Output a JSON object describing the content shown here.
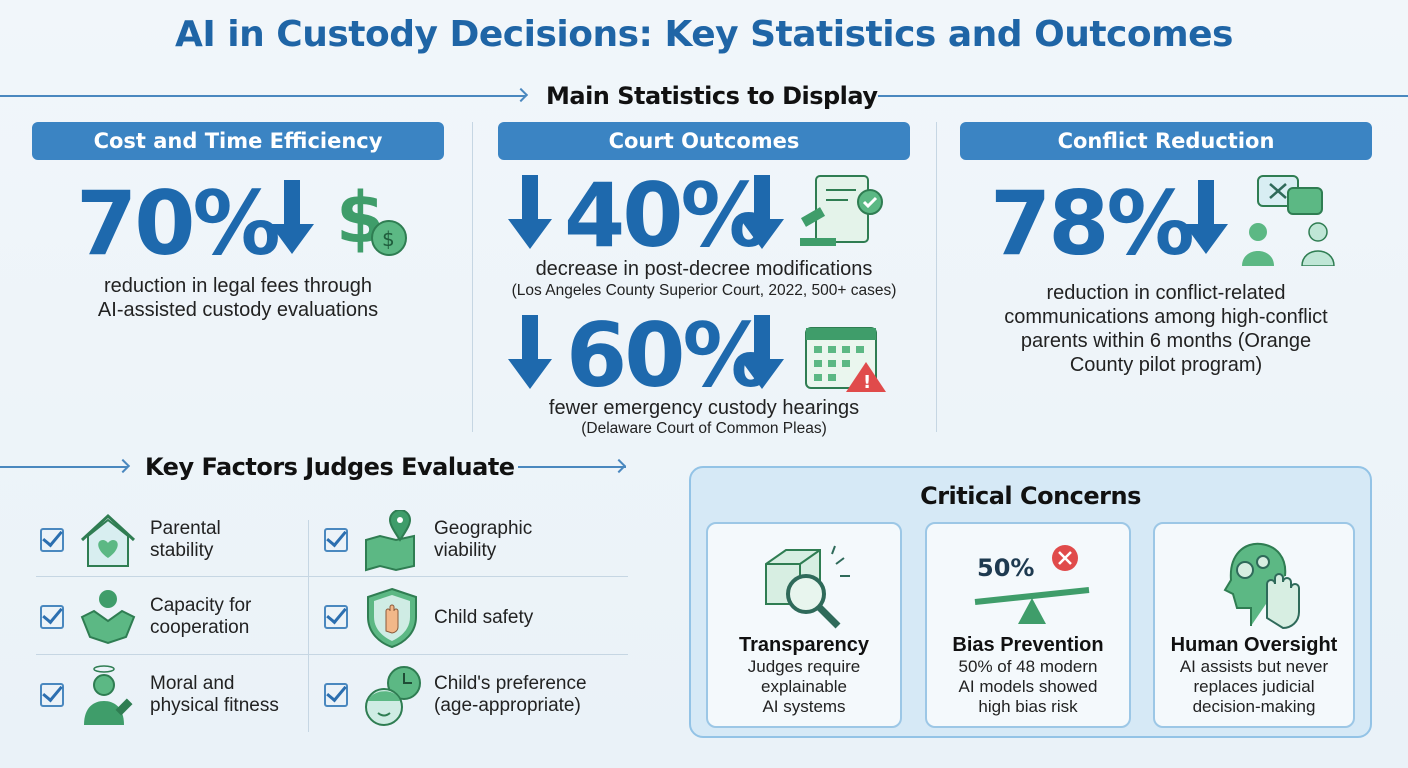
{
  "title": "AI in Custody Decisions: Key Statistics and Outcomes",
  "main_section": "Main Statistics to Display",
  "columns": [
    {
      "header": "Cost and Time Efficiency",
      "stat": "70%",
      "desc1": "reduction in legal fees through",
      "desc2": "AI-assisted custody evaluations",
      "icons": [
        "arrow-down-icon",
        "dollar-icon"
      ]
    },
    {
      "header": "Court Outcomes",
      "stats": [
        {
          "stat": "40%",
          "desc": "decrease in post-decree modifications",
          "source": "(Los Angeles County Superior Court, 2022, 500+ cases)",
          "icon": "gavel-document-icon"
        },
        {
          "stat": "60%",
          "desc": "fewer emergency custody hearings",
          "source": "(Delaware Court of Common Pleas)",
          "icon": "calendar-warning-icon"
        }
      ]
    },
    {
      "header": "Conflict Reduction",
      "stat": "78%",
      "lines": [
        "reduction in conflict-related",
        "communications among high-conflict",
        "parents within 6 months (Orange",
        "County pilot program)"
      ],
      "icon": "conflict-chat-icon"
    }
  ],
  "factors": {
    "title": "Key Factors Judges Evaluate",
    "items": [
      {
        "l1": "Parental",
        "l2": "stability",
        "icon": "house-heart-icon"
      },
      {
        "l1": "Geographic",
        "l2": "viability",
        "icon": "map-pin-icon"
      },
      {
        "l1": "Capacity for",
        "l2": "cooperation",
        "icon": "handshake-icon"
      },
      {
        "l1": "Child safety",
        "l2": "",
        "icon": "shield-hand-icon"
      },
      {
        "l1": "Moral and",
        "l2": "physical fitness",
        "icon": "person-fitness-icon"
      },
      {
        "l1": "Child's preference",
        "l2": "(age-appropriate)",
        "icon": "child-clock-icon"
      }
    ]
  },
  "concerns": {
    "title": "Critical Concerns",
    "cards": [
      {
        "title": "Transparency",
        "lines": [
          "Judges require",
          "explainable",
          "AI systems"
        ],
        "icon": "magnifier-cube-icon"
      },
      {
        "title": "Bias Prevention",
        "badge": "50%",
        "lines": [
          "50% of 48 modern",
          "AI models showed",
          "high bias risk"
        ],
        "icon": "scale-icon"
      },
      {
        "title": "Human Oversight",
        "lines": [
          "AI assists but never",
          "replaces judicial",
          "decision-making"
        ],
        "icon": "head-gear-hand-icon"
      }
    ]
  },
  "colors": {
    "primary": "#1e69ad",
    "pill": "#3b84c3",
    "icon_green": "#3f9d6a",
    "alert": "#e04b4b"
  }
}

● ● ● ● ●

Copy each line exactly, and leave the pictures out of your copy.

» SOLUTION TO THIS PROBLEM:
Output a JSON object describing the content shown here.
{
  "title": "AI in Custody Decisions: Key Statistics and Outcomes",
  "main_section": "Main Statistics to Display",
  "columns": [
    {
      "header": "Cost and Time Efficiency",
      "stat": "70%",
      "desc1": "reduction in legal fees through",
      "desc2": "AI-assisted custody evaluations",
      "icons": [
        "arrow-down-icon",
        "dollar-icon"
      ]
    },
    {
      "header": "Court Outcomes",
      "stats": [
        {
          "stat": "40%",
          "desc": "decrease in post-decree modifications",
          "source": "(Los Angeles County Superior Court, 2022, 500+ cases)",
          "icon": "gavel-document-icon"
        },
        {
          "stat": "60%",
          "desc": "fewer emergency custody hearings",
          "source": "(Delaware Court of Common Pleas)",
          "icon": "calendar-warning-icon"
        }
      ]
    },
    {
      "header": "Conflict Reduction",
      "stat": "78%",
      "lines": [
        "reduction in conflict-related",
        "communications among high-conflict",
        "parents within 6 months (Orange",
        "County pilot program)"
      ],
      "icon": "conflict-chat-icon"
    }
  ],
  "factors": {
    "title": "Key Factors Judges Evaluate",
    "items": [
      {
        "l1": "Parental",
        "l2": "stability",
        "icon": "house-heart-icon"
      },
      {
        "l1": "Geographic",
        "l2": "viability",
        "icon": "map-pin-icon"
      },
      {
        "l1": "Capacity for",
        "l2": "cooperation",
        "icon": "handshake-icon"
      },
      {
        "l1": "Child safety",
        "l2": "",
        "icon": "shield-hand-icon"
      },
      {
        "l1": "Moral and",
        "l2": "physical fitness",
        "icon": "person-fitness-icon"
      },
      {
        "l1": "Child's preference",
        "l2": "(age-appropriate)",
        "icon": "child-clock-icon"
      }
    ]
  },
  "concerns": {
    "title": "Critical Concerns",
    "cards": [
      {
        "title": "Transparency",
        "lines": [
          "Judges require",
          "explainable",
          "AI systems"
        ],
        "icon": "magnifier-cube-icon"
      },
      {
        "title": "Bias Prevention",
        "badge": "50%",
        "lines": [
          "50% of 48 modern",
          "AI models showed",
          "high bias risk"
        ],
        "icon": "scale-icon"
      },
      {
        "title": "Human Oversight",
        "lines": [
          "AI assists but never",
          "replaces judicial",
          "decision-making"
        ],
        "icon": "head-gear-hand-icon"
      }
    ]
  },
  "colors": {
    "primary": "#1e69ad",
    "pill": "#3b84c3",
    "icon_green": "#3f9d6a",
    "alert": "#e04b4b"
  }
}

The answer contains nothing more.